Start Exercise inputs
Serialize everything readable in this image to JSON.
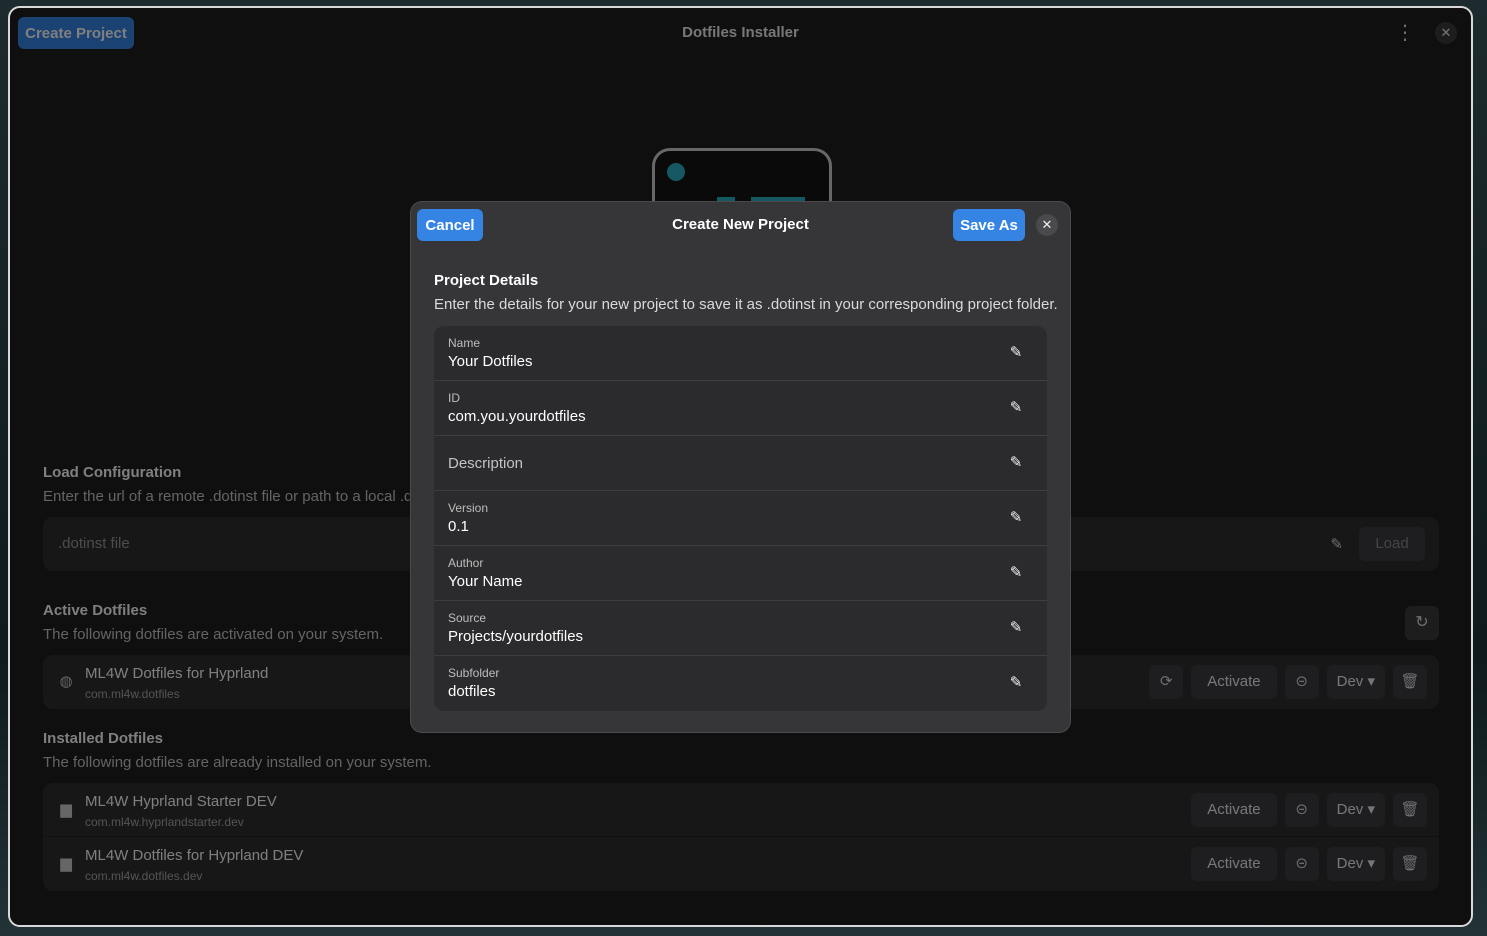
{
  "window": {
    "title": "Dotfiles Installer",
    "create_project_label": "Create Project"
  },
  "load_config": {
    "title": "Load Configuration",
    "subtitle": "Enter the url of a remote .dotinst file or path to a local .do",
    "input_placeholder": ".dotinst file",
    "load_label": "Load"
  },
  "active": {
    "title": "Active Dotfiles",
    "subtitle": "The following dotfiles are activated on your system.",
    "items": [
      {
        "name": "ML4W Dotfiles for Hyprland",
        "id": "com.ml4w.dotfiles",
        "icon": "globe-icon"
      }
    ]
  },
  "installed": {
    "title": "Installed Dotfiles",
    "subtitle": "The following dotfiles are already installed on your system.",
    "items": [
      {
        "name": "ML4W Hyprland Starter DEV",
        "id": "com.ml4w.hyprlandstarter.dev",
        "icon": "folder-icon"
      },
      {
        "name": "ML4W Dotfiles for Hyprland DEV",
        "id": "com.ml4w.dotfiles.dev",
        "icon": "folder-icon"
      }
    ]
  },
  "row_actions": {
    "activate_label": "Activate",
    "profile_label": "Dev"
  },
  "dialog": {
    "title": "Create New Project",
    "cancel_label": "Cancel",
    "save_label": "Save As",
    "heading": "Project Details",
    "description": "Enter the details for your new project to save it as .dotinst in your corresponding project folder.",
    "fields": [
      {
        "label": "Name",
        "value": "Your Dotfiles"
      },
      {
        "label": "ID",
        "value": "com.you.yourdotfiles"
      },
      {
        "label": "",
        "placeholder": "Description",
        "value": ""
      },
      {
        "label": "Version",
        "value": "0.1"
      },
      {
        "label": "Author",
        "value": "Your Name"
      },
      {
        "label": "Source",
        "value": "Projects/yourdotfiles"
      },
      {
        "label": "Subfolder",
        "value": "dotfiles"
      }
    ]
  },
  "colors": {
    "accent": "#3584e4",
    "window_bg": "#1e1e20",
    "card_bg": "#2f2f31",
    "dialog_bg": "#363638"
  }
}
End Exercise inputs
### Aim of the exercise
Give every line back word for word and leave the pictures out.

### Reply
Serialize everything readable in this image to JSON.
{
  "window": {
    "title": "Dotfiles Installer",
    "create_project_label": "Create Project"
  },
  "load_config": {
    "title": "Load Configuration",
    "subtitle": "Enter the url of a remote .dotinst file or path to a local .do",
    "input_placeholder": ".dotinst file",
    "load_label": "Load"
  },
  "active": {
    "title": "Active Dotfiles",
    "subtitle": "The following dotfiles are activated on your system.",
    "items": [
      {
        "name": "ML4W Dotfiles for Hyprland",
        "id": "com.ml4w.dotfiles",
        "icon": "globe-icon"
      }
    ]
  },
  "installed": {
    "title": "Installed Dotfiles",
    "subtitle": "The following dotfiles are already installed on your system.",
    "items": [
      {
        "name": "ML4W Hyprland Starter DEV",
        "id": "com.ml4w.hyprlandstarter.dev",
        "icon": "folder-icon"
      },
      {
        "name": "ML4W Dotfiles for Hyprland DEV",
        "id": "com.ml4w.dotfiles.dev",
        "icon": "folder-icon"
      }
    ]
  },
  "row_actions": {
    "activate_label": "Activate",
    "profile_label": "Dev"
  },
  "dialog": {
    "title": "Create New Project",
    "cancel_label": "Cancel",
    "save_label": "Save As",
    "heading": "Project Details",
    "description": "Enter the details for your new project to save it as .dotinst in your corresponding project folder.",
    "fields": [
      {
        "label": "Name",
        "value": "Your Dotfiles"
      },
      {
        "label": "ID",
        "value": "com.you.yourdotfiles"
      },
      {
        "label": "",
        "placeholder": "Description",
        "value": ""
      },
      {
        "label": "Version",
        "value": "0.1"
      },
      {
        "label": "Author",
        "value": "Your Name"
      },
      {
        "label": "Source",
        "value": "Projects/yourdotfiles"
      },
      {
        "label": "Subfolder",
        "value": "dotfiles"
      }
    ]
  },
  "colors": {
    "accent": "#3584e4",
    "window_bg": "#1e1e20",
    "card_bg": "#2f2f31",
    "dialog_bg": "#363638"
  }
}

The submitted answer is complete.